-- START OF Exercise inputs --

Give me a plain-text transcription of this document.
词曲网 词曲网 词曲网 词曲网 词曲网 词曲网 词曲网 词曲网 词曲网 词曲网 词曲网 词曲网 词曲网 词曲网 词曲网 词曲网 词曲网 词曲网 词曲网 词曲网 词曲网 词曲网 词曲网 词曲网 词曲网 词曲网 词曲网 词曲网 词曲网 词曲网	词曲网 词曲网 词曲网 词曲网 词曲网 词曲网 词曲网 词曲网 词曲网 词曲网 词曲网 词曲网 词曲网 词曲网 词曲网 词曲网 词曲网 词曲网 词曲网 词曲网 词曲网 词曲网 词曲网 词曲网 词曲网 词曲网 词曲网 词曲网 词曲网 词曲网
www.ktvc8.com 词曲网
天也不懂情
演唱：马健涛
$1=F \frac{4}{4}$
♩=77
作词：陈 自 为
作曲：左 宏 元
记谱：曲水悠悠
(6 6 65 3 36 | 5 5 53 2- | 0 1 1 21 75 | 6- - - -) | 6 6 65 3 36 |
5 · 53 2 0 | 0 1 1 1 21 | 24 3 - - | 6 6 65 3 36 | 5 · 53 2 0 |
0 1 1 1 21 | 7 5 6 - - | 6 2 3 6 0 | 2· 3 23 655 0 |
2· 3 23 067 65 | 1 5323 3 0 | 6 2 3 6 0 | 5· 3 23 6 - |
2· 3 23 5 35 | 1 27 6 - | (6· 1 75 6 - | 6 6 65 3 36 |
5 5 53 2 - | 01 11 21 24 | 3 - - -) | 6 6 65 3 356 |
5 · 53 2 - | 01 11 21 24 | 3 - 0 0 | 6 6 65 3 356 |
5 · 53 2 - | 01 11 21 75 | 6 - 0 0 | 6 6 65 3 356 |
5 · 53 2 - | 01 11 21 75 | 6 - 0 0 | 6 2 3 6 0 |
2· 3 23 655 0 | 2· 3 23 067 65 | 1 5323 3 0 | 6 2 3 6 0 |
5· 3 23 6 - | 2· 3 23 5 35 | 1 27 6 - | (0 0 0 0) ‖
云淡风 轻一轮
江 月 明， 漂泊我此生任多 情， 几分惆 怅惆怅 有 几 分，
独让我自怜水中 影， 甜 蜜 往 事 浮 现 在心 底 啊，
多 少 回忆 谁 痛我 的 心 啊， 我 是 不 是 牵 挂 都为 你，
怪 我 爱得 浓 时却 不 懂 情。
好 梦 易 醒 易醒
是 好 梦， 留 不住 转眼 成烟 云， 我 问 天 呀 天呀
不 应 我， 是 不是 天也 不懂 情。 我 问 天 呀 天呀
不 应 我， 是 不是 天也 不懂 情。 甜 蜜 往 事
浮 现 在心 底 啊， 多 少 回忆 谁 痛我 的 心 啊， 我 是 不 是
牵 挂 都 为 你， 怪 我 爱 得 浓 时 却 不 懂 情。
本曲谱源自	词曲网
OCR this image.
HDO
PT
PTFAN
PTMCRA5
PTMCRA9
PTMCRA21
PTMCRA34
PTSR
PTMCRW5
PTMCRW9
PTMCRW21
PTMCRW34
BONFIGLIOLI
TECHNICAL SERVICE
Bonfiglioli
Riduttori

-- END OF Exercise inputs --

Take the listing above and write it out again exactly.

Give me a plain-text transcription of this document.
词曲网 词曲网 词曲网 词曲网 词曲网 词曲网 词曲网 词曲网 词曲网 词曲网 词曲网 词曲网 词曲网 词曲网 词曲网 词曲网 词曲网 词曲网 词曲网 词曲网 词曲网 词曲网 词曲网 词曲网 词曲网 词曲网 词曲网 词曲网 词曲网 词曲网	词曲网 词曲网 词曲网 词曲网 词曲网 词曲网 词曲网 词曲网 词曲网 词曲网 词曲网 词曲网 词曲网 词曲网 词曲网 词曲网 词曲网 词曲网 词曲网 词曲网 词曲网 词曲网 词曲网 词曲网 词曲网 词曲网 词曲网 词曲网 词曲网 词曲网
www.ktvc8.com 词曲网
天也不懂情
演唱：马健涛
$1=F \frac{4}{4}$
♩=77
作词：陈 自 为
作曲：左 宏 元
记谱：曲水悠悠
(6 6 65 3 36 | 5 5 53 2- | 0 1 1 21 75 | 6- - - -) | 6 6 65 3 36 |
5 · 53 2 0 | 0 1 1 1 21 | 24 3 - - | 6 6 65 3 36 | 5 · 53 2 0 |
0 1 1 1 21 | 7 5 6 - - | 6 2 3 6 0 | 2· 3 23 655 0 |
2· 3 23 067 65 | 1 5323 3 0 | 6 2 3 6 0 | 5· 3 23 6 - |
2· 3 23 5 35 | 1 27 6 - | (6· 1 75 6 - | 6 6 65 3 36 |
5 5 53 2 - | 01 11 21 24 | 3 - - -) | 6 6 65 3 356 |
5 · 53 2 - | 01 11 21 24 | 3 - 0 0 | 6 6 65 3 356 |
5 · 53 2 - | 01 11 21 75 | 6 - 0 0 | 6 6 65 3 356 |
5 · 53 2 - | 01 11 21 75 | 6 - 0 0 | 6 2 3 6 0 |
2· 3 23 655 0 | 2· 3 23 067 65 | 1 5323 3 0 | 6 2 3 6 0 |
5· 3 23 6 - | 2· 3 23 5 35 | 1 27 6 - | (0 0 0 0) ‖
云淡风 轻一轮
江 月 明， 漂泊我此生任多 情， 几分惆 怅惆怅 有 几 分，
独让我自怜水中 影， 甜 蜜 往 事 浮 现 在心 底 啊，
多 少 回忆 谁 痛我 的 心 啊， 我 是 不 是 牵 挂 都为 你，
怪 我 爱得 浓 时却 不 懂 情。
好 梦 易 醒 易醒
是 好 梦， 留 不住 转眼 成烟 云， 我 问 天 呀 天呀
不 应 我， 是 不是 天也 不懂 情。 我 问 天 呀 天呀
不 应 我， 是 不是 天也 不懂 情。 甜 蜜 往 事
浮 现 在心 底 啊， 多 少 回忆 谁 痛我 的 心 啊， 我 是 不 是
牵 挂 都 为 你， 怪 我 爱 得 浓 时 却 不 懂 情。
本曲谱源自	词曲网
OCR this image.
HDO
PT
PTFAN
PTMCRA5
PTMCRA9
PTMCRA21
PTMCRA34
PTSR
PTMCRW5
PTMCRW9
PTMCRW21
PTMCRW34
BONFIGLIOLI
TECHNICAL SERVICE
Bonfiglioli
Riduttori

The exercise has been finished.